## WHAT IS REQUIRED
Return all lines that include the string "screenshot".

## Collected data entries
########################################

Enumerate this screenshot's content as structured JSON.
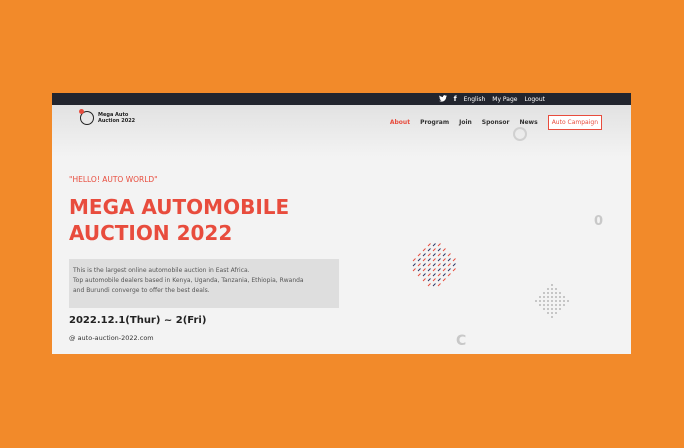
{
  "topbar": {
    "twitter_icon": "twitter-icon",
    "facebook_icon": "facebook-icon",
    "links": [
      "English",
      "My Page",
      "Logout"
    ]
  },
  "logo": {
    "line1": "Mega Auto",
    "line2": "Auction 2022"
  },
  "nav": {
    "items": [
      "About",
      "Program",
      "Join",
      "Sponsor",
      "News"
    ],
    "cta": "Auto Campaign"
  },
  "hero": {
    "tagline": "\"HELLO! AUTO WORLD\"",
    "title_line1": "MEGA AUTOMOBILE",
    "title_line2": "AUCTION 2022",
    "description_line1": "This is the largest online automobile auction in East Africa.",
    "description_line2": "Top automobile dealers based in Kenya, Uganda, Tanzania, Ethiopia, Rwanda",
    "description_line3": "and Burundi converge to offer the best deals.",
    "date": "2022.12.1(Thur) ~ 2(Fri)",
    "url": "@ auto-auction-2022.com"
  },
  "colors": {
    "accent": "#e84c3d",
    "topbar": "#22252e",
    "background": "#f28a2a"
  }
}
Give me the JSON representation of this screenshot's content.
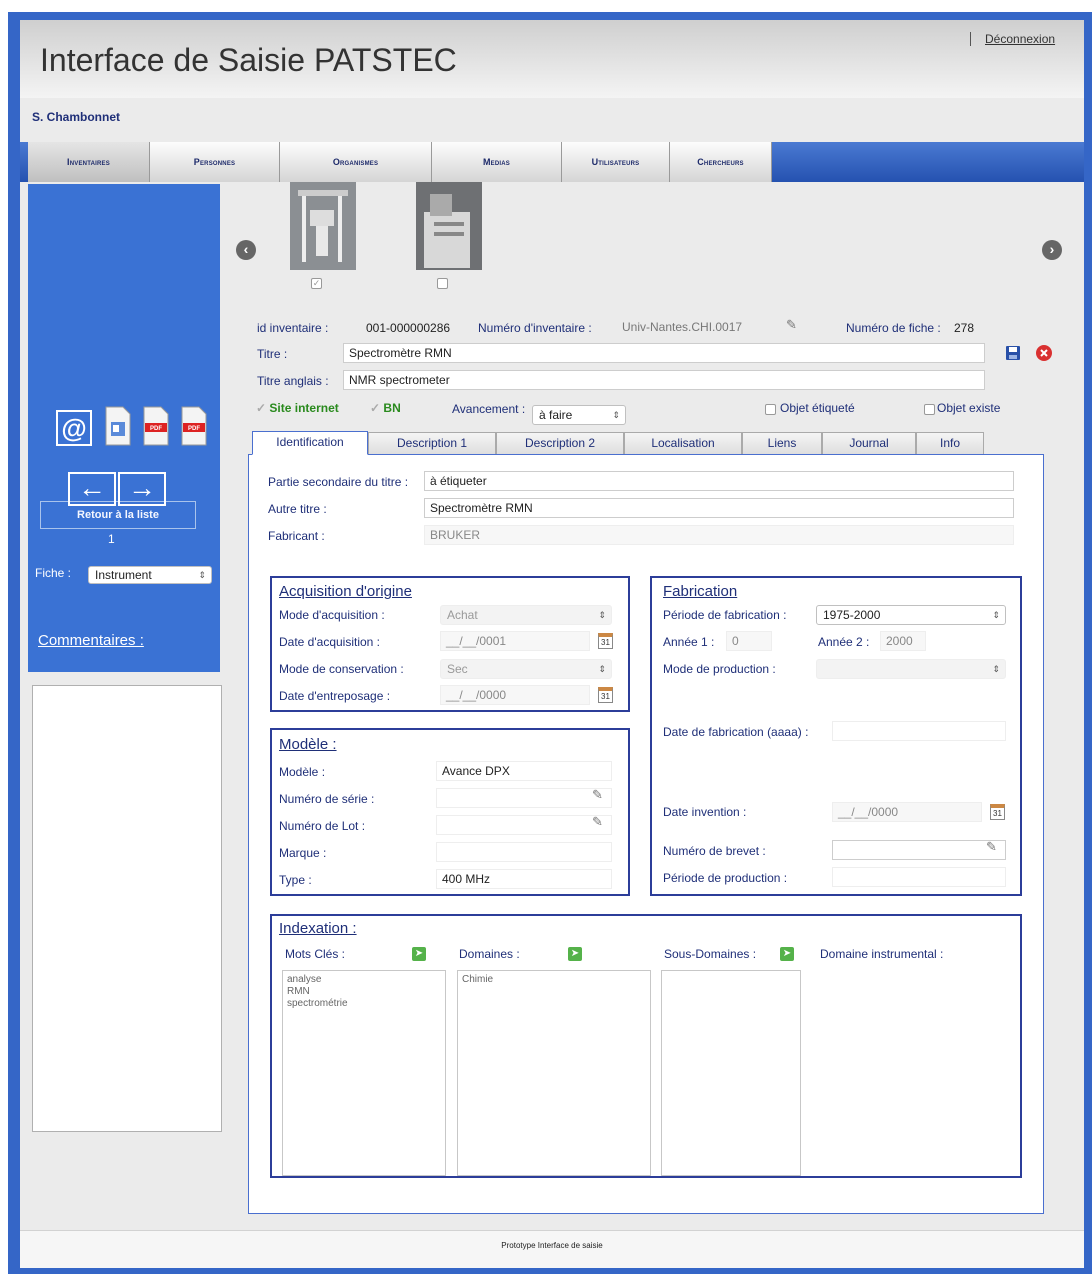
{
  "app": {
    "title": "Interface de Saisie PATSTEC",
    "logout": "Déconnexion",
    "user": "S. Chambonnet"
  },
  "nav": {
    "tabs": [
      "Inventaires",
      "Personnes",
      "Organismes",
      "Medias",
      "Utilisateurs",
      "Chercheurs"
    ]
  },
  "sidebar": {
    "back_label": "Retour à la liste",
    "page_number": "1",
    "fiche_label": "Fiche :",
    "fiche_value": "Instrument",
    "comments_label": "Commentaires :"
  },
  "record": {
    "id_label": "id inventaire :",
    "id_value": "001-000000286",
    "num_inv_label": "Numéro d'inventaire :",
    "num_inv_value": "Univ-Nantes.CHI.0017",
    "num_fiche_label": "Numéro de fiche :",
    "num_fiche_value": "278",
    "titre_label": "Titre :",
    "titre_value": "Spectromètre RMN",
    "titre_anglais_label": "Titre anglais :",
    "titre_anglais_value": "NMR spectrometer",
    "site_internet_label": "Site internet",
    "bn_label": "BN",
    "avancement_label": "Avancement :",
    "avancement_value": "à faire",
    "objet_etiquete_label": "Objet étiqueté",
    "objet_existe_label": "Objet existe"
  },
  "tabs": [
    "Identification",
    "Description 1",
    "Description 2",
    "Localisation",
    "Liens",
    "Journal",
    "Info"
  ],
  "identification": {
    "partie_label": "Partie secondaire du titre :",
    "partie_value": "à étiqueter",
    "autre_titre_label": "Autre titre :",
    "autre_titre_value": "Spectromètre RMN",
    "fabricant_label": "Fabricant :",
    "fabricant_value": "BRUKER"
  },
  "acquisition": {
    "title": "Acquisition d'origine",
    "mode_label": "Mode d'acquisition :",
    "mode_value": "Achat",
    "date_label": "Date d'acquisition :",
    "date_value": "__/__/0001",
    "conservation_label": "Mode de conservation :",
    "conservation_value": "Sec",
    "entreposage_label": "Date d'entreposage :",
    "entreposage_value": "__/__/0000"
  },
  "fabrication": {
    "title": "Fabrication",
    "periode_label": "Période de fabrication :",
    "periode_value": "1975-2000",
    "annee1_label": "Année 1 :",
    "annee1_value": "0",
    "annee2_label": "Année 2 :",
    "annee2_value": "2000",
    "mode_production_label": "Mode de production :",
    "date_fab_label": "Date de fabrication (aaaa) :",
    "date_invention_label": "Date invention :",
    "date_invention_value": "__/__/0000",
    "brevet_label": "Numéro de brevet :",
    "periode_production_label": "Période de production :"
  },
  "modele": {
    "title": "Modèle :",
    "modele_label": "Modèle :",
    "modele_value": "Avance DPX",
    "serie_label": "Numéro de série :",
    "lot_label": "Numéro de Lot :",
    "marque_label": "Marque :",
    "type_label": "Type :",
    "type_value": "400 MHz"
  },
  "indexation": {
    "title": "Indexation :",
    "mots_cles_label": "Mots Clés :",
    "mots_cles": [
      "analyse",
      "RMN",
      "spectrométrie"
    ],
    "domaines_label": "Domaines :",
    "domaines": [
      "Chimie"
    ],
    "sous_domaines_label": "Sous-Domaines :",
    "domaine_instr_label": "Domaine instrumental :"
  },
  "footer": {
    "text": "Prototype Interface de saisie"
  },
  "icons": {
    "calendar_day": "31",
    "pdf": "PDF"
  },
  "colors": {
    "frame_blue": "#3566c7",
    "label_navy": "#1f2f78",
    "box_border": "#2c3d99",
    "close_red": "#d93030",
    "add_green": "#55b24a"
  }
}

########################################

## FULL OUTPUT
Enumerate this screenshot's content as structured JSON.
Give me the JSON representation of this screenshot's content.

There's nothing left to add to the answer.